__REQUIRED TASK__
Retype the material word for word.

[Begin DATA EXTRACT]

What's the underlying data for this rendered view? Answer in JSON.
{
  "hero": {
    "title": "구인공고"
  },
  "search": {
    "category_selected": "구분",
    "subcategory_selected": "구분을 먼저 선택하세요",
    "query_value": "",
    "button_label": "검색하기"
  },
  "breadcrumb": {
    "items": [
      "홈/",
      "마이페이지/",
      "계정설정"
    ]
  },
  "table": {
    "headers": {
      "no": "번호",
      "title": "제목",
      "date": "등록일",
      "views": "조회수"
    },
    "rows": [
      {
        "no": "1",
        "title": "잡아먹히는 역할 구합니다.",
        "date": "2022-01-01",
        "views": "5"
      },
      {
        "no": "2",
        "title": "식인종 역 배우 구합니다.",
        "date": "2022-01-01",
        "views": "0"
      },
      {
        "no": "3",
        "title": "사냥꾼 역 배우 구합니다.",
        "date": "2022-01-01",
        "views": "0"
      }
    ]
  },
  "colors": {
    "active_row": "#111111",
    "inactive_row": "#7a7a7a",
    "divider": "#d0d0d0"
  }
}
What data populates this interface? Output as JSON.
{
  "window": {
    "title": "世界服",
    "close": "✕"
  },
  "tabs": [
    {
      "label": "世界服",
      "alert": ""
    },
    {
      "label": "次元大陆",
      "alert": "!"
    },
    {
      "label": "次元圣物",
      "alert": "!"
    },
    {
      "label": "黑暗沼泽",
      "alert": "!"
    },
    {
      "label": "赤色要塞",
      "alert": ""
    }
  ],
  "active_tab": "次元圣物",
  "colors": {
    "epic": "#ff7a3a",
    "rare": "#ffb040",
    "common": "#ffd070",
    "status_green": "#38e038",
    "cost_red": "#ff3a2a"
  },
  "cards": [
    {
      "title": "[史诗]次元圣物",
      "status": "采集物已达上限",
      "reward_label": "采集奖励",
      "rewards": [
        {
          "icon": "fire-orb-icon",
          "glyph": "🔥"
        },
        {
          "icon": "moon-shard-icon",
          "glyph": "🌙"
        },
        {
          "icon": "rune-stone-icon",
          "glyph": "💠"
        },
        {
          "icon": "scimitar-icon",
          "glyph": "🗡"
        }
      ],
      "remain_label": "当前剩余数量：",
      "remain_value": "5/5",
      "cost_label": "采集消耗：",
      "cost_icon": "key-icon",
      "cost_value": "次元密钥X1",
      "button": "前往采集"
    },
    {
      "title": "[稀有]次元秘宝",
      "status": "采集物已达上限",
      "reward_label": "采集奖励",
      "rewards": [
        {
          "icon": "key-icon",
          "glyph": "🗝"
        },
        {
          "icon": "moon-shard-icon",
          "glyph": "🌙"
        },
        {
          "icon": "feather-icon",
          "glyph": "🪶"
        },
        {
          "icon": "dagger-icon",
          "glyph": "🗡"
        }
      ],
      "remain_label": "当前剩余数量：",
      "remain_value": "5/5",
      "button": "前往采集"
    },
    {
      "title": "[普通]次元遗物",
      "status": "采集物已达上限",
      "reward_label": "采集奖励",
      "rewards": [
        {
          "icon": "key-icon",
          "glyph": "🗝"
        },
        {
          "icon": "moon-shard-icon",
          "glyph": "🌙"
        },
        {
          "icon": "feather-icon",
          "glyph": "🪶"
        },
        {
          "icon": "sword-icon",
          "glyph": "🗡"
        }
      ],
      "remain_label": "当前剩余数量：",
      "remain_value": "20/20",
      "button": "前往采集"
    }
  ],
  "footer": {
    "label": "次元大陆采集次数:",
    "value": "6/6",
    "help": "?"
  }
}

[End DATA EXTRACT]

__SOLUTION TO THIS TASK__
What's the underlying data for this rendered view? Answer in JSON.
{
  "hero": {
    "title": "구인공고"
  },
  "search": {
    "category_selected": "구분",
    "subcategory_selected": "구분을 먼저 선택하세요",
    "query_value": "",
    "button_label": "검색하기"
  },
  "breadcrumb": {
    "items": [
      "홈/",
      "마이페이지/",
      "계정설정"
    ]
  },
  "table": {
    "headers": {
      "no": "번호",
      "title": "제목",
      "date": "등록일",
      "views": "조회수"
    },
    "rows": [
      {
        "no": "1",
        "title": "잡아먹히는 역할 구합니다.",
        "date": "2022-01-01",
        "views": "5"
      },
      {
        "no": "2",
        "title": "식인종 역 배우 구합니다.",
        "date": "2022-01-01",
        "views": "0"
      },
      {
        "no": "3",
        "title": "사냥꾼 역 배우 구합니다.",
        "date": "2022-01-01",
        "views": "0"
      }
    ]
  },
  "colors": {
    "active_row": "#111111",
    "inactive_row": "#7a7a7a",
    "divider": "#d0d0d0"
  }
}
What data populates this interface? Output as JSON.
{
  "window": {
    "title": "世界服",
    "close": "✕"
  },
  "tabs": [
    {
      "label": "世界服",
      "alert": ""
    },
    {
      "label": "次元大陆",
      "alert": "!"
    },
    {
      "label": "次元圣物",
      "alert": "!"
    },
    {
      "label": "黑暗沼泽",
      "alert": "!"
    },
    {
      "label": "赤色要塞",
      "alert": ""
    }
  ],
  "active_tab": "次元圣物",
  "colors": {
    "epic": "#ff7a3a",
    "rare": "#ffb040",
    "common": "#ffd070",
    "status_green": "#38e038",
    "cost_red": "#ff3a2a"
  },
  "cards": [
    {
      "title": "[史诗]次元圣物",
      "status": "采集物已达上限",
      "reward_label": "采集奖励",
      "rewards": [
        {
          "icon": "fire-orb-icon",
          "glyph": "🔥"
        },
        {
          "icon": "moon-shard-icon",
          "glyph": "🌙"
        },
        {
          "icon": "rune-stone-icon",
          "glyph": "💠"
        },
        {
          "icon": "scimitar-icon",
          "glyph": "🗡"
        }
      ],
      "remain_label": "当前剩余数量：",
      "remain_value": "5/5",
      "cost_label": "采集消耗：",
      "cost_icon": "key-icon",
      "cost_value": "次元密钥X1",
      "button": "前往采集"
    },
    {
      "title": "[稀有]次元秘宝",
      "status": "采集物已达上限",
      "reward_label": "采集奖励",
      "rewards": [
        {
          "icon": "key-icon",
          "glyph": "🗝"
        },
        {
          "icon": "moon-shard-icon",
          "glyph": "🌙"
        },
        {
          "icon": "feather-icon",
          "glyph": "🪶"
        },
        {
          "icon": "dagger-icon",
          "glyph": "🗡"
        }
      ],
      "remain_label": "当前剩余数量：",
      "remain_value": "5/5",
      "button": "前往采集"
    },
    {
      "title": "[普通]次元遗物",
      "status": "采集物已达上限",
      "reward_label": "采集奖励",
      "rewards": [
        {
          "icon": "key-icon",
          "glyph": "🗝"
        },
        {
          "icon": "moon-shard-icon",
          "glyph": "🌙"
        },
        {
          "icon": "feather-icon",
          "glyph": "🪶"
        },
        {
          "icon": "sword-icon",
          "glyph": "🗡"
        }
      ],
      "remain_label": "当前剩余数量：",
      "remain_value": "20/20",
      "button": "前往采集"
    }
  ],
  "footer": {
    "label": "次元大陆采集次数:",
    "value": "6/6",
    "help": "?"
  }
}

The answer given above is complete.